■ Written request ■
Reproduce the complete listing without any deviation.

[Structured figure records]
********
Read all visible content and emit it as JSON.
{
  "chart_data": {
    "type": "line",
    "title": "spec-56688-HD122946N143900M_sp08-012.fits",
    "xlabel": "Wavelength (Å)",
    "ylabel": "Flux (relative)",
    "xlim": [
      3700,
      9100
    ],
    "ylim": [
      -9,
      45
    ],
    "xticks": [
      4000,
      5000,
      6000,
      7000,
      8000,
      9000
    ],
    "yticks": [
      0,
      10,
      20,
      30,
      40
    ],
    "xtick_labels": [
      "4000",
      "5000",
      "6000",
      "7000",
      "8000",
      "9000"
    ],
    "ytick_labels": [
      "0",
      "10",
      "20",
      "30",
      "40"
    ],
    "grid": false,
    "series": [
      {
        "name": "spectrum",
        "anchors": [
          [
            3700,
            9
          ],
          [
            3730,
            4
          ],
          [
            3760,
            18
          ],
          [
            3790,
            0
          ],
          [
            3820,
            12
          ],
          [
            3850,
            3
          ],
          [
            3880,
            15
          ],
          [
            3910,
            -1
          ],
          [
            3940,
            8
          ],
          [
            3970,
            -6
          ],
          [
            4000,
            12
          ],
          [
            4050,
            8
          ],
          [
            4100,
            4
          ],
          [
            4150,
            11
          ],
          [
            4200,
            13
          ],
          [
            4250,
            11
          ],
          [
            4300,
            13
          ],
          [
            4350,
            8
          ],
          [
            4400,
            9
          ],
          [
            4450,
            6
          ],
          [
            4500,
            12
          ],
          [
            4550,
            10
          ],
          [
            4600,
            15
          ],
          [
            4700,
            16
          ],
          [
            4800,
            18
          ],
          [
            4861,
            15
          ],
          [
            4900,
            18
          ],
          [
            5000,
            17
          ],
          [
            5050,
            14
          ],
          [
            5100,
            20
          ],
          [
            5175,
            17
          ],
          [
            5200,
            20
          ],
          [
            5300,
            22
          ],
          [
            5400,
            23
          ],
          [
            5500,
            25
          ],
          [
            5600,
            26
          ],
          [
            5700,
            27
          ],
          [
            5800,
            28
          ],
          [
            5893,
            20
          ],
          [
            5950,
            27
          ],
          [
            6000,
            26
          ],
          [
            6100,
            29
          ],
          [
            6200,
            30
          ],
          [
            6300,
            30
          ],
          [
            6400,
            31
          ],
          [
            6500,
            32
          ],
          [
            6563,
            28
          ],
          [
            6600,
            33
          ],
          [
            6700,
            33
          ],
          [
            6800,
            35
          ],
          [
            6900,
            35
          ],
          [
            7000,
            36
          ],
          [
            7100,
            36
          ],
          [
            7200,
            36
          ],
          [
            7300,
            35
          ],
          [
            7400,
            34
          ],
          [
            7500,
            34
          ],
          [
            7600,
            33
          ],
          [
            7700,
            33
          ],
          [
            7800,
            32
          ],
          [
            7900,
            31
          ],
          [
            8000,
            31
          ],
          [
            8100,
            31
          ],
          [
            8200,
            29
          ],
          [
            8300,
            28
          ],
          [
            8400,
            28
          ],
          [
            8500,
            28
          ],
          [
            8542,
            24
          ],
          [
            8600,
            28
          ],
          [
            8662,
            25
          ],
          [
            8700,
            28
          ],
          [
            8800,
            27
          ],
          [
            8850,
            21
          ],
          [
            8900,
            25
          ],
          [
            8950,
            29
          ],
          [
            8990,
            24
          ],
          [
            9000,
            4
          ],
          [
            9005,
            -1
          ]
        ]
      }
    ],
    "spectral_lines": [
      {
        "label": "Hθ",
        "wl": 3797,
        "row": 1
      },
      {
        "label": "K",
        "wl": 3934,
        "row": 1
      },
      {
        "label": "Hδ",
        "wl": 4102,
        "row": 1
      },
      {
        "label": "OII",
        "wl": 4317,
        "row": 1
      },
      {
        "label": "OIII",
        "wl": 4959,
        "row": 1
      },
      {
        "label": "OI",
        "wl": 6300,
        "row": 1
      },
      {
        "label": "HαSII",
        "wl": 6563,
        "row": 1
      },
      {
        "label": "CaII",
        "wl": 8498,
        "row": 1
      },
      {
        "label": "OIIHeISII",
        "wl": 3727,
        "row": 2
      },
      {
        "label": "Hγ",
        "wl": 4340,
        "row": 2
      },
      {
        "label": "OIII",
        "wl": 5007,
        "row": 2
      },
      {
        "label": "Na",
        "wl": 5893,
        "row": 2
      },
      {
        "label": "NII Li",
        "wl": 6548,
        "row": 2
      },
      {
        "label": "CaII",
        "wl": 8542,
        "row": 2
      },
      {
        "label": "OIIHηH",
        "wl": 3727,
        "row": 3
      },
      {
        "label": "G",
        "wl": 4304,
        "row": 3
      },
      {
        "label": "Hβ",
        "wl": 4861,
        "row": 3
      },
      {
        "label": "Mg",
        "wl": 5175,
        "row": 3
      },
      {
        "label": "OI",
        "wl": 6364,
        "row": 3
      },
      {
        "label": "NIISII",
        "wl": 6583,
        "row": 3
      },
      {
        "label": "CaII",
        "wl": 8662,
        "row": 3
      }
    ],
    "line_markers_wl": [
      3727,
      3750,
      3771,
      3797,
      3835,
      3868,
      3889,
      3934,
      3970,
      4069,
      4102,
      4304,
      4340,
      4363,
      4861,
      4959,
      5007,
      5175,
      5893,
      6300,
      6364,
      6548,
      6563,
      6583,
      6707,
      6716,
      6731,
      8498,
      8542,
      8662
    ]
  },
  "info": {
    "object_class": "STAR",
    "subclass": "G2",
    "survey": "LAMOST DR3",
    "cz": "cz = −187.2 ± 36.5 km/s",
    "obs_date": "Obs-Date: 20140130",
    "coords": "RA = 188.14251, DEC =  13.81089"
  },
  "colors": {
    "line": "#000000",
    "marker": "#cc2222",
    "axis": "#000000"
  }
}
********
■ Output of the exercise ■
Read all visible content and emit it as JSON.
{
  "chart_data": {
    "type": "line",
    "title": "spec-56688-HD122946N143900M_sp08-012.fits",
    "xlabel": "Wavelength (Å)",
    "ylabel": "Flux (relative)",
    "xlim": [
      3700,
      9100
    ],
    "ylim": [
      -9,
      45
    ],
    "xticks": [
      4000,
      5000,
      6000,
      7000,
      8000,
      9000
    ],
    "yticks": [
      0,
      10,
      20,
      30,
      40
    ],
    "xtick_labels": [
      "4000",
      "5000",
      "6000",
      "7000",
      "8000",
      "9000"
    ],
    "ytick_labels": [
      "0",
      "10",
      "20",
      "30",
      "40"
    ],
    "grid": false,
    "series": [
      {
        "name": "spectrum",
        "anchors": [
          [
            3700,
            9
          ],
          [
            3730,
            4
          ],
          [
            3760,
            18
          ],
          [
            3790,
            0
          ],
          [
            3820,
            12
          ],
          [
            3850,
            3
          ],
          [
            3880,
            15
          ],
          [
            3910,
            -1
          ],
          [
            3940,
            8
          ],
          [
            3970,
            -6
          ],
          [
            4000,
            12
          ],
          [
            4050,
            8
          ],
          [
            4100,
            4
          ],
          [
            4150,
            11
          ],
          [
            4200,
            13
          ],
          [
            4250,
            11
          ],
          [
            4300,
            13
          ],
          [
            4350,
            8
          ],
          [
            4400,
            9
          ],
          [
            4450,
            6
          ],
          [
            4500,
            12
          ],
          [
            4550,
            10
          ],
          [
            4600,
            15
          ],
          [
            4700,
            16
          ],
          [
            4800,
            18
          ],
          [
            4861,
            15
          ],
          [
            4900,
            18
          ],
          [
            5000,
            17
          ],
          [
            5050,
            14
          ],
          [
            5100,
            20
          ],
          [
            5175,
            17
          ],
          [
            5200,
            20
          ],
          [
            5300,
            22
          ],
          [
            5400,
            23
          ],
          [
            5500,
            25
          ],
          [
            5600,
            26
          ],
          [
            5700,
            27
          ],
          [
            5800,
            28
          ],
          [
            5893,
            20
          ],
          [
            5950,
            27
          ],
          [
            6000,
            26
          ],
          [
            6100,
            29
          ],
          [
            6200,
            30
          ],
          [
            6300,
            30
          ],
          [
            6400,
            31
          ],
          [
            6500,
            32
          ],
          [
            6563,
            28
          ],
          [
            6600,
            33
          ],
          [
            6700,
            33
          ],
          [
            6800,
            35
          ],
          [
            6900,
            35
          ],
          [
            7000,
            36
          ],
          [
            7100,
            36
          ],
          [
            7200,
            36
          ],
          [
            7300,
            35
          ],
          [
            7400,
            34
          ],
          [
            7500,
            34
          ],
          [
            7600,
            33
          ],
          [
            7700,
            33
          ],
          [
            7800,
            32
          ],
          [
            7900,
            31
          ],
          [
            8000,
            31
          ],
          [
            8100,
            31
          ],
          [
            8200,
            29
          ],
          [
            8300,
            28
          ],
          [
            8400,
            28
          ],
          [
            8500,
            28
          ],
          [
            8542,
            24
          ],
          [
            8600,
            28
          ],
          [
            8662,
            25
          ],
          [
            8700,
            28
          ],
          [
            8800,
            27
          ],
          [
            8850,
            21
          ],
          [
            8900,
            25
          ],
          [
            8950,
            29
          ],
          [
            8990,
            24
          ],
          [
            9000,
            4
          ],
          [
            9005,
            -1
          ]
        ]
      }
    ],
    "spectral_lines": [
      {
        "label": "Hθ",
        "wl": 3797,
        "row": 1
      },
      {
        "label": "K",
        "wl": 3934,
        "row": 1
      },
      {
        "label": "Hδ",
        "wl": 4102,
        "row": 1
      },
      {
        "label": "OII",
        "wl": 4317,
        "row": 1
      },
      {
        "label": "OIII",
        "wl": 4959,
        "row": 1
      },
      {
        "label": "OI",
        "wl": 6300,
        "row": 1
      },
      {
        "label": "HαSII",
        "wl": 6563,
        "row": 1
      },
      {
        "label": "CaII",
        "wl": 8498,
        "row": 1
      },
      {
        "label": "OIIHeISII",
        "wl": 3727,
        "row": 2
      },
      {
        "label": "Hγ",
        "wl": 4340,
        "row": 2
      },
      {
        "label": "OIII",
        "wl": 5007,
        "row": 2
      },
      {
        "label": "Na",
        "wl": 5893,
        "row": 2
      },
      {
        "label": "NII Li",
        "wl": 6548,
        "row": 2
      },
      {
        "label": "CaII",
        "wl": 8542,
        "row": 2
      },
      {
        "label": "OIIHηH",
        "wl": 3727,
        "row": 3
      },
      {
        "label": "G",
        "wl": 4304,
        "row": 3
      },
      {
        "label": "Hβ",
        "wl": 4861,
        "row": 3
      },
      {
        "label": "Mg",
        "wl": 5175,
        "row": 3
      },
      {
        "label": "OI",
        "wl": 6364,
        "row": 3
      },
      {
        "label": "NIISII",
        "wl": 6583,
        "row": 3
      },
      {
        "label": "CaII",
        "wl": 8662,
        "row": 3
      }
    ],
    "line_markers_wl": [
      3727,
      3750,
      3771,
      3797,
      3835,
      3868,
      3889,
      3934,
      3970,
      4069,
      4102,
      4304,
      4340,
      4363,
      4861,
      4959,
      5007,
      5175,
      5893,
      6300,
      6364,
      6548,
      6563,
      6583,
      6707,
      6716,
      6731,
      8498,
      8542,
      8662
    ]
  },
  "info": {
    "object_class": "STAR",
    "subclass": "G2",
    "survey": "LAMOST DR3",
    "cz": "cz = −187.2 ± 36.5 km/s",
    "obs_date": "Obs-Date: 20140130",
    "coords": "RA = 188.14251, DEC =  13.81089"
  },
  "colors": {
    "line": "#000000",
    "marker": "#cc2222",
    "axis": "#000000"
  }
}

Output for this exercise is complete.